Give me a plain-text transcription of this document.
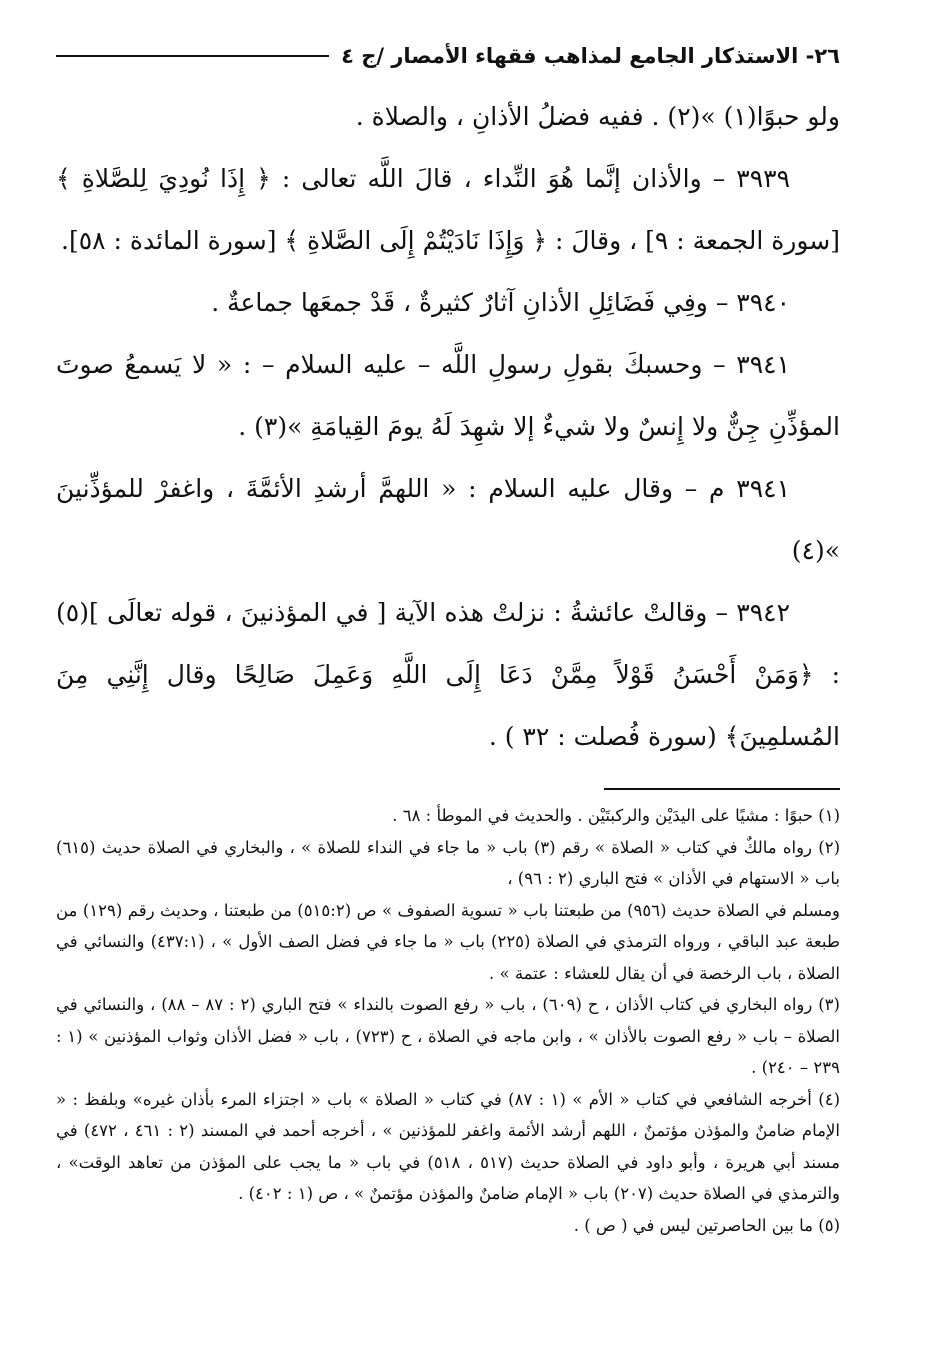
٢٦- الاستذكار الجامع لمذاهب فقهاء الأمصار /ج ٤

ولو حبوًا(١) »(٢) . ففيه فضلُ الأذانِ ، والصلاة .

٣٩٣٩ – والأذان إنَّما هُوَ النِّداء ، قالَ اللَّه تعالى : ﴿ إِذَا نُودِيَ لِلصَّلاةِ ﴾ [سورة الجمعة : ٩] ، وقالَ : ﴿ وَإِذَا نَادَيْتُمْ إِلَى الصَّلاةِ ﴾ [سورة المائدة : ٥٨].

٣٩٤٠ – وفِي فَضَائِلِ الأذانِ آثارٌ كثيرةٌ ، قَدْ جمعَها جماعةٌ .

٣٩٤١ – وحسبكَ بقولِ رسولِ اللَّه – عليه السلام – : « لا يَسمعُ صوتَ المؤذِّنِ جِنٌّ ولا إِنسٌ ولا شيءٌ إلا شهِدَ لَهُ يومَ القِيامَةِ »(٣) .

٣٩٤١ م – وقال عليه السلام : « اللهمَّ أرشدِ الأئمَّةَ ، واغفرْ للمؤذِّنينَ »(٤)

٣٩٤٢ – وقالتْ عائشةُ : نزلتْ هذه الآية [ في المؤذنينَ ، قوله تعالَى ](٥) : ﴿وَمَنْ أَحْسَنُ قَوْلاً مِمَّنْ دَعَا إِلَى اللَّهِ وَعَمِلَ صَالِحًا وقال إِنَّنِي مِنَ المُسلمِينَ﴾ (سورة فُصلت : ٣٢ ) .

(١) حبوًا : مشيًا على اليدَيْن والركبتَيْن . والحديث في الموطأ : ٦٨ .

(٢) رواه مالكٌ في كتاب « الصلاة » رقم (٣) باب « ما جاء في النداء للصلاة » ، والبخاري في الصلاة حديث (٦١٥) باب « الاستهام في الأذان » فتح الباري (٢ : ٩٦) ،

ومسلم في الصلاة حديث (٩٥٦) من طبعتنا باب « تسوية الصفوف » ص (٥١٥:٢) من طبعتنا ، وحديث رقم (١٢٩) من طبعة عبد الباقي ، ورواه الترمذي في الصلاة (٢٢٥) باب « ما جاء في فضل الصف الأول » ، (٤٣٧:١) والنسائي في الصلاة ، باب الرخصة في أن يقال للعشاء : عتمة » .

(٣) رواه البخاري في كتاب الأذان ، ح (٦٠٩) ، باب « رفع الصوت بالنداء » فتح الباري (٢ : ٨٧ – ٨٨) ، والنسائي في الصلاة – باب « رفع الصوت بالأذان » ، وابن ماجه في الصلاة ، ح (٧٢٣) ، باب « فضل الأذان وثواب المؤذنين » (١ : ٢٣٩ – ٢٤٠) .

(٤) أخرجه الشافعي في كتاب « الأم » (١ : ٨٧) في كتاب « الصلاة » باب « اجتزاء المرء بأذان غيره» وبلفظ : « الإمام ضامنٌ والمؤذن مؤتمنٌ ، اللهم أرشد الأئمة واغفر للمؤذنين » ، أخرجه أحمد في المسند (٢ : ٤٦١ ، ٤٧٢) في مسند أبي هريرة ، وأبو داود في الصلاة حديث (٥١٧ ، ٥١٨) في باب « ما يجب على المؤذن من تعاهد الوقت» ، والترمذي في الصلاة حديث (٢٠٧) باب « الإمام ضامنٌ والمؤذن مؤتمنٌ » ، ص (١ : ٤٠٢) .

(٥) ما بين الحاصرتين ليس في ( ص ) .
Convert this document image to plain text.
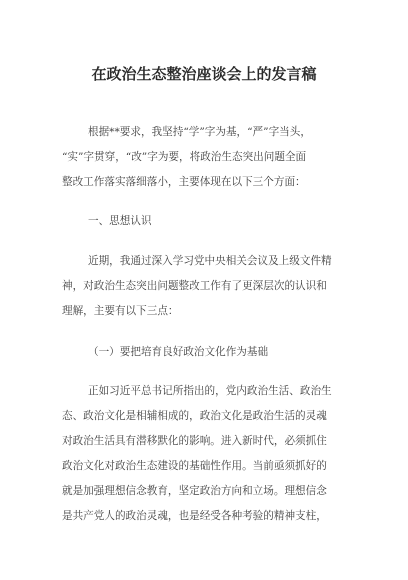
在政治生态整治座谈会上的发言稿
根据**要求，我坚持“学”字为基，“严”字当头，
“实”字贯穿，“改”字为要，将政治生态突出问题全面
整改工作落实落细落小，主要体现在以下三个方面：
一、思想认识
近期，我通过深入学习党中央相关会议及上级文件精
神，对政治生态突出问题整改工作有了更深层次的认识和
理解，主要有以下三点：
（一）要把培育良好政治文化作为基础
正如习近平总书记所指出的，党内政治生活、政治生
态、政治文化是相辅相成的，政治文化是政治生活的灵魂
对政治生活具有潜移默化的影响。进入新时代，必须抓住
政治文化对政治生态建设的基础性作用。当前亟须抓好的
就是加强理想信念教育，坚定政治方向和立场。理想信念
是共产党人的政治灵魂，也是经受各种考验的精神支柱，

++++++++

Exactly reproduce the lines beginning at the one that contains "Convert this document image to plain text." and ending at the final line of the material, with the pictures left out.

» Full answer
Convert this document image to plain text.
在政治生态整治座谈会上的发言稿
根据**要求，我坚持“学”字为基，“严”字当头，
“实”字贯穿，“改”字为要，将政治生态突出问题全面
整改工作落实落细落小，主要体现在以下三个方面：
一、思想认识
近期，我通过深入学习党中央相关会议及上级文件精
神，对政治生态突出问题整改工作有了更深层次的认识和
理解，主要有以下三点：
（一）要把培育良好政治文化作为基础
正如习近平总书记所指出的，党内政治生活、政治生
态、政治文化是相辅相成的，政治文化是政治生活的灵魂
对政治生活具有潜移默化的影响。进入新时代，必须抓住
政治文化对政治生态建设的基础性作用。当前亟须抓好的
就是加强理想信念教育，坚定政治方向和立场。理想信念
是共产党人的政治灵魂，也是经受各种考验的精神支柱，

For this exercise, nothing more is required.